- Task directions -
Pick out each line below containing "document".

** Start Records for the exercise **

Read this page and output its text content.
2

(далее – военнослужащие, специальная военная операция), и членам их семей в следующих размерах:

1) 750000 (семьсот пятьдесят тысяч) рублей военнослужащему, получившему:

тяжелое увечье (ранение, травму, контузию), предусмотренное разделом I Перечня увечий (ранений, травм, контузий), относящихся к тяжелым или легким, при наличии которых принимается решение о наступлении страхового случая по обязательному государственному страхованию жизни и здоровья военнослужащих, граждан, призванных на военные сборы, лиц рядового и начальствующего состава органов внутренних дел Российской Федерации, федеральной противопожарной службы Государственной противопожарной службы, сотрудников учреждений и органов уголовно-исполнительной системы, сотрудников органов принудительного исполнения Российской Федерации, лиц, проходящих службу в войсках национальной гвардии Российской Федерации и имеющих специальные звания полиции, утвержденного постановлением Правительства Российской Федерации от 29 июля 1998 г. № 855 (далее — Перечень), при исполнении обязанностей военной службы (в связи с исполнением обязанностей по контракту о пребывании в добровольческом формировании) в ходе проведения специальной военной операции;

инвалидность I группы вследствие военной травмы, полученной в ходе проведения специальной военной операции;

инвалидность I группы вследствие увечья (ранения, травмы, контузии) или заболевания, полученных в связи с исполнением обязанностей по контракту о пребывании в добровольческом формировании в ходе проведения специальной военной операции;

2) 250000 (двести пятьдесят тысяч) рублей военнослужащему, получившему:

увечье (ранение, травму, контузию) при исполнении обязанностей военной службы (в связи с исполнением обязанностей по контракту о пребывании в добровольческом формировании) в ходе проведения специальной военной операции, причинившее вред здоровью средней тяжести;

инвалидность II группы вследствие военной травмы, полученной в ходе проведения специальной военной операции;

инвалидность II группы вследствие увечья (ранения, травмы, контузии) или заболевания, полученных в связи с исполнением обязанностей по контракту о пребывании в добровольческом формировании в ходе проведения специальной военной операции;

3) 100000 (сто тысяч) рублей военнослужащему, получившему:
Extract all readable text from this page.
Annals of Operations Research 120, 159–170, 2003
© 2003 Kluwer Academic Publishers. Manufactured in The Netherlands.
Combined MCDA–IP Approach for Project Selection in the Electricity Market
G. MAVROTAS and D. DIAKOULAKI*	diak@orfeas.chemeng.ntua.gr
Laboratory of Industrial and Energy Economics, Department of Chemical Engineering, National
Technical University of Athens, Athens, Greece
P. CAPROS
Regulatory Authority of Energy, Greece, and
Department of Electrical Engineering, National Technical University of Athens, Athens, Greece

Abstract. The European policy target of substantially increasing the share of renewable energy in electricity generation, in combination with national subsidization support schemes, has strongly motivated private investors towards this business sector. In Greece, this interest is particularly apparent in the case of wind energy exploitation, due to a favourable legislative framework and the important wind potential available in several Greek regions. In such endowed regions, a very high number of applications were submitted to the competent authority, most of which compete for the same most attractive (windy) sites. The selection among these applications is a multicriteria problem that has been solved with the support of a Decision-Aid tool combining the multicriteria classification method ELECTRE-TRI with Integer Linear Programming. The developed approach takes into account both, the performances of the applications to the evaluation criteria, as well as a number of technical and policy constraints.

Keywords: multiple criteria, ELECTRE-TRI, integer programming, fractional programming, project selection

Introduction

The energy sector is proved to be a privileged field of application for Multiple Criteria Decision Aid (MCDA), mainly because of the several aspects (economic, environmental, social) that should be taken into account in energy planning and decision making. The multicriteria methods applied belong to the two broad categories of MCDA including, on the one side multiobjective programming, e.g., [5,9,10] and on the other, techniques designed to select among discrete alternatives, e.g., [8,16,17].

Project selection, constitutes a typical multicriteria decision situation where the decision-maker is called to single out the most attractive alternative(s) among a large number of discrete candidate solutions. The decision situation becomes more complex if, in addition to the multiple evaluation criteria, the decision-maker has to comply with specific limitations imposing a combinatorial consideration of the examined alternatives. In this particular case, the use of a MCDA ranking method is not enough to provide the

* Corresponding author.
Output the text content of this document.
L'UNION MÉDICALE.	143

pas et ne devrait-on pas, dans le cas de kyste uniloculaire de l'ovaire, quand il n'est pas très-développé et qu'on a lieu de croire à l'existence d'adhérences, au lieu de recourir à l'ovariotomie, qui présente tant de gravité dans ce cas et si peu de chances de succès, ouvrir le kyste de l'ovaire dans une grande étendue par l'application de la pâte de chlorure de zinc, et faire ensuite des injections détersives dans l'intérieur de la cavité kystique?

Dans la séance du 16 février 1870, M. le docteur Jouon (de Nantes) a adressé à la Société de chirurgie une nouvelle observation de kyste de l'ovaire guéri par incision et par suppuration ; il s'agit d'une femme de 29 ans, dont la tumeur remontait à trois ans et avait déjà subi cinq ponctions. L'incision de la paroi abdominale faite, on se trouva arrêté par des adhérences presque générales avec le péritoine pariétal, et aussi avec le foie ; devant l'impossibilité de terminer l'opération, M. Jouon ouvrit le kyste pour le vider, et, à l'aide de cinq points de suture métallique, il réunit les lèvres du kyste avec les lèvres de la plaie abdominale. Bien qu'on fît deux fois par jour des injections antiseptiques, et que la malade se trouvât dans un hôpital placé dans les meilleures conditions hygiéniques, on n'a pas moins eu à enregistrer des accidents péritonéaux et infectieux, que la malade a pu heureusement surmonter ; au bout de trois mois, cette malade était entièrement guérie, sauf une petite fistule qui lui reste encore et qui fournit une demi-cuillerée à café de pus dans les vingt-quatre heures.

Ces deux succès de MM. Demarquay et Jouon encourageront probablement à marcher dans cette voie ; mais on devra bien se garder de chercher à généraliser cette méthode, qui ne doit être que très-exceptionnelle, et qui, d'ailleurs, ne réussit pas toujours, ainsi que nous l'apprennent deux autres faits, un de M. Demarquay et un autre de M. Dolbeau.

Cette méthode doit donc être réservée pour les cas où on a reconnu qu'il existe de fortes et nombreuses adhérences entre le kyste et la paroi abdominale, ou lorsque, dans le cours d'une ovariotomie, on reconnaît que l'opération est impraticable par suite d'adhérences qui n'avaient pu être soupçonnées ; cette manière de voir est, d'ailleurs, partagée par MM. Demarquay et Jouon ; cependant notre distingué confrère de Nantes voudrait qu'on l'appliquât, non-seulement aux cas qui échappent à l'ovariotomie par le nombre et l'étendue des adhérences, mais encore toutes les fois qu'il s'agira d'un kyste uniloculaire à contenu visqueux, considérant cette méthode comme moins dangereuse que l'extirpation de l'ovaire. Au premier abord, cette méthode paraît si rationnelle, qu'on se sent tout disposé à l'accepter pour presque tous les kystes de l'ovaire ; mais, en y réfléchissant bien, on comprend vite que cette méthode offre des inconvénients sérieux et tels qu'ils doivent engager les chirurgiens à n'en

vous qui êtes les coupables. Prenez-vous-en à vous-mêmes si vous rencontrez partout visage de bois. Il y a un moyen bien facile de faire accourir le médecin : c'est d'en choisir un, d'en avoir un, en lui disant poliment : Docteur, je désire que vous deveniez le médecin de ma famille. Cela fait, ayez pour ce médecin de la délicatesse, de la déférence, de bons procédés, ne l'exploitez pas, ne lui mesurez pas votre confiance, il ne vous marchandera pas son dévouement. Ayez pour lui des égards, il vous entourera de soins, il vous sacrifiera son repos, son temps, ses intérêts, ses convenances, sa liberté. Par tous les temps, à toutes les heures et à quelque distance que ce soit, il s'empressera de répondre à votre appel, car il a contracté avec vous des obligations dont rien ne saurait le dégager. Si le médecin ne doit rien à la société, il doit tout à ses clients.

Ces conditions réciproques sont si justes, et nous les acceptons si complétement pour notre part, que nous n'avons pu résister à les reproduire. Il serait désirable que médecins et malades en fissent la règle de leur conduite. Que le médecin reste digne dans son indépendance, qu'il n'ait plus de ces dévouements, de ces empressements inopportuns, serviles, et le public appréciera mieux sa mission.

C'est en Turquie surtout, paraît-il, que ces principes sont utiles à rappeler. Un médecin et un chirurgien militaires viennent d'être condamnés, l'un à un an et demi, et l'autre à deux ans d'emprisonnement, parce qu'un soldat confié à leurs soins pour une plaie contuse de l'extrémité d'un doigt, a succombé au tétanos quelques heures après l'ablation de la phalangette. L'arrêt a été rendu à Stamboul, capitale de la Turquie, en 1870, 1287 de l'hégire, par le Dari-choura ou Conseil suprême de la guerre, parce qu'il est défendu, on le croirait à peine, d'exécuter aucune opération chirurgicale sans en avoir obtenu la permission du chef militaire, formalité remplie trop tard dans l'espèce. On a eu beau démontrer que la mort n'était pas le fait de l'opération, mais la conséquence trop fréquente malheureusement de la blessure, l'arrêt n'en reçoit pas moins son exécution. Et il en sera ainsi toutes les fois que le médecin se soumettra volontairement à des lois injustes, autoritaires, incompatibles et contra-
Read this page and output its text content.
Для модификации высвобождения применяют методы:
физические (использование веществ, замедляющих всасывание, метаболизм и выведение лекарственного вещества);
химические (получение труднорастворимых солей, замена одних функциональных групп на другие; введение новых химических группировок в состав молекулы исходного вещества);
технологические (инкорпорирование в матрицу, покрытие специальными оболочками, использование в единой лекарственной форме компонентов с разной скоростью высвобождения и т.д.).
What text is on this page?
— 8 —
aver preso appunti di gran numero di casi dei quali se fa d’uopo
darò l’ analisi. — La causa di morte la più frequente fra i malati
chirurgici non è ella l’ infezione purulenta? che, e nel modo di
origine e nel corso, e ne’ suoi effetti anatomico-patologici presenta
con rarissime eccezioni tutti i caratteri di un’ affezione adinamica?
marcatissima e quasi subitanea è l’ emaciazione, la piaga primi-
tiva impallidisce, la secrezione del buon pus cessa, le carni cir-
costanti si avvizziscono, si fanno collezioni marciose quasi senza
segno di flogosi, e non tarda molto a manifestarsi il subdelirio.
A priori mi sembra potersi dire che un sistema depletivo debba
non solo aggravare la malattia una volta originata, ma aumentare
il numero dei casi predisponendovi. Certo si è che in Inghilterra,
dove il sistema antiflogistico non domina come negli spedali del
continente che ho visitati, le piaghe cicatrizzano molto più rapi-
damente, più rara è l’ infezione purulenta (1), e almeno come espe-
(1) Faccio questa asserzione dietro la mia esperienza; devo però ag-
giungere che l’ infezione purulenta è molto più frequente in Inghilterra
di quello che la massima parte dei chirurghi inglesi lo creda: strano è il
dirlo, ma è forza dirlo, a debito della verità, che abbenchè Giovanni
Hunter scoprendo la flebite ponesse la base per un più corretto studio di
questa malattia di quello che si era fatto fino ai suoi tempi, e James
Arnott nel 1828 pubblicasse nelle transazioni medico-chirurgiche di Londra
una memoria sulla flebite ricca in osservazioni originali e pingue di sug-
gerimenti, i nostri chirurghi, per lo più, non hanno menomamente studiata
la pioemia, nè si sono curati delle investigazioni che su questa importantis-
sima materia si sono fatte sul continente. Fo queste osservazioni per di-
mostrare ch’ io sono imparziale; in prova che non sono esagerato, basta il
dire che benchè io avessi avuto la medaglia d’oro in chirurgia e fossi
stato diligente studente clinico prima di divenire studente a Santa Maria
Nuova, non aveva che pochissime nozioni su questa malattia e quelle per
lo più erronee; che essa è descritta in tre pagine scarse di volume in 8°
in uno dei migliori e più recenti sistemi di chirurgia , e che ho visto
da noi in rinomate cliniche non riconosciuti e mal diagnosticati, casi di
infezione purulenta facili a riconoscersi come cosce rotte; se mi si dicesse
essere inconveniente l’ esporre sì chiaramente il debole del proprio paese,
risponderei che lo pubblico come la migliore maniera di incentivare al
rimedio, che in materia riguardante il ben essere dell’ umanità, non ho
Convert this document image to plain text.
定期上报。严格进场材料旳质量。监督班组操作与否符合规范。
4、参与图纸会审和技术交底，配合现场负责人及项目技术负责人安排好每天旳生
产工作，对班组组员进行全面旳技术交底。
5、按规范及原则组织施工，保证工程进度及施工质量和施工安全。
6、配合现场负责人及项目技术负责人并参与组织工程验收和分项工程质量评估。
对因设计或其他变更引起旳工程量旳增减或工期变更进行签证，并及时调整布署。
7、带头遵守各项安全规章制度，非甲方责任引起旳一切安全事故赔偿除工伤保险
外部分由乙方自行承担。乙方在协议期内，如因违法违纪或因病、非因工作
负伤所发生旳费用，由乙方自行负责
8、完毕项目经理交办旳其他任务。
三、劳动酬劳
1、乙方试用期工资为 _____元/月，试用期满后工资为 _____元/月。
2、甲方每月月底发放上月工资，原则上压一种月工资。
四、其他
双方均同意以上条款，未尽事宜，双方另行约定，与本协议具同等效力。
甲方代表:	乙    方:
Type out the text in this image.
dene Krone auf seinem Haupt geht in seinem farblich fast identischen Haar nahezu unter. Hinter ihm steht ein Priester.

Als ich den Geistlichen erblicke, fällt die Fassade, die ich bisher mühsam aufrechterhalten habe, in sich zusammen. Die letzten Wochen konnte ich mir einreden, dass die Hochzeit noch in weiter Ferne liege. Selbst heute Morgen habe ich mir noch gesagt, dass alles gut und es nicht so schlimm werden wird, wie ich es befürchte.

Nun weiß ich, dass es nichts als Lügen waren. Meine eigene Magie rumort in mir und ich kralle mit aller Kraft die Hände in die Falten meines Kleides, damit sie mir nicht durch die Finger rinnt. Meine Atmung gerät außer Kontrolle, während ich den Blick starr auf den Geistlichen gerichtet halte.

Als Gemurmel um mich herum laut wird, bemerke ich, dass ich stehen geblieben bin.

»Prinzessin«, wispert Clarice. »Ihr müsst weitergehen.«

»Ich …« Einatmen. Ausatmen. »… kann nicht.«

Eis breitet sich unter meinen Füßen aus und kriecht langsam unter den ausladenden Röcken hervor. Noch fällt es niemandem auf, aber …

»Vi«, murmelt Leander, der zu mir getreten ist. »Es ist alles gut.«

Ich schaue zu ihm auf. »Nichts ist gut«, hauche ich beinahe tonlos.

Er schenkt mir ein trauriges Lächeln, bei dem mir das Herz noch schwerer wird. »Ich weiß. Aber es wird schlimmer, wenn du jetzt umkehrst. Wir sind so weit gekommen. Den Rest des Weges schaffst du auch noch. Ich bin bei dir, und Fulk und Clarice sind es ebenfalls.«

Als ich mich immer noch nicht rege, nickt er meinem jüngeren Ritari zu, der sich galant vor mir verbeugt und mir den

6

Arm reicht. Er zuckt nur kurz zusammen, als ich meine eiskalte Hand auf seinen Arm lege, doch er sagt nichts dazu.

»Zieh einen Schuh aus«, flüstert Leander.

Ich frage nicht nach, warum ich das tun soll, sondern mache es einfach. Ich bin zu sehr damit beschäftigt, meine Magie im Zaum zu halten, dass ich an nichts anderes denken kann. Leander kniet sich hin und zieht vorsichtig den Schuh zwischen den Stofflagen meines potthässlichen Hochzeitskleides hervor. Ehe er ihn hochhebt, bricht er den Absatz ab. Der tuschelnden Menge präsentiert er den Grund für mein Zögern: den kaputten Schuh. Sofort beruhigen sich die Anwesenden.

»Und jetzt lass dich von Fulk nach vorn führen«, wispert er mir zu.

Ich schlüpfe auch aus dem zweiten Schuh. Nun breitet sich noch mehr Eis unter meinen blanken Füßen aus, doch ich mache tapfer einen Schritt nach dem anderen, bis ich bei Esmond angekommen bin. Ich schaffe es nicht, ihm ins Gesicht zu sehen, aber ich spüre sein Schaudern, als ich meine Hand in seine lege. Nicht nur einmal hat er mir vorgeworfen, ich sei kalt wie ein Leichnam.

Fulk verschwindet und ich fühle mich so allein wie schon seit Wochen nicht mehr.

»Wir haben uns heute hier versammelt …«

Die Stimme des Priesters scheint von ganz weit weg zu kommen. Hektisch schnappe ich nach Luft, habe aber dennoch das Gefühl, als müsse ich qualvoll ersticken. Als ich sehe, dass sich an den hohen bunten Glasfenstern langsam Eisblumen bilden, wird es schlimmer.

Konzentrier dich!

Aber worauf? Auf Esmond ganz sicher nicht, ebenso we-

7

** End Records for the exercise **

- Reply -
Output the text content of this document.
Convert this document image to plain text.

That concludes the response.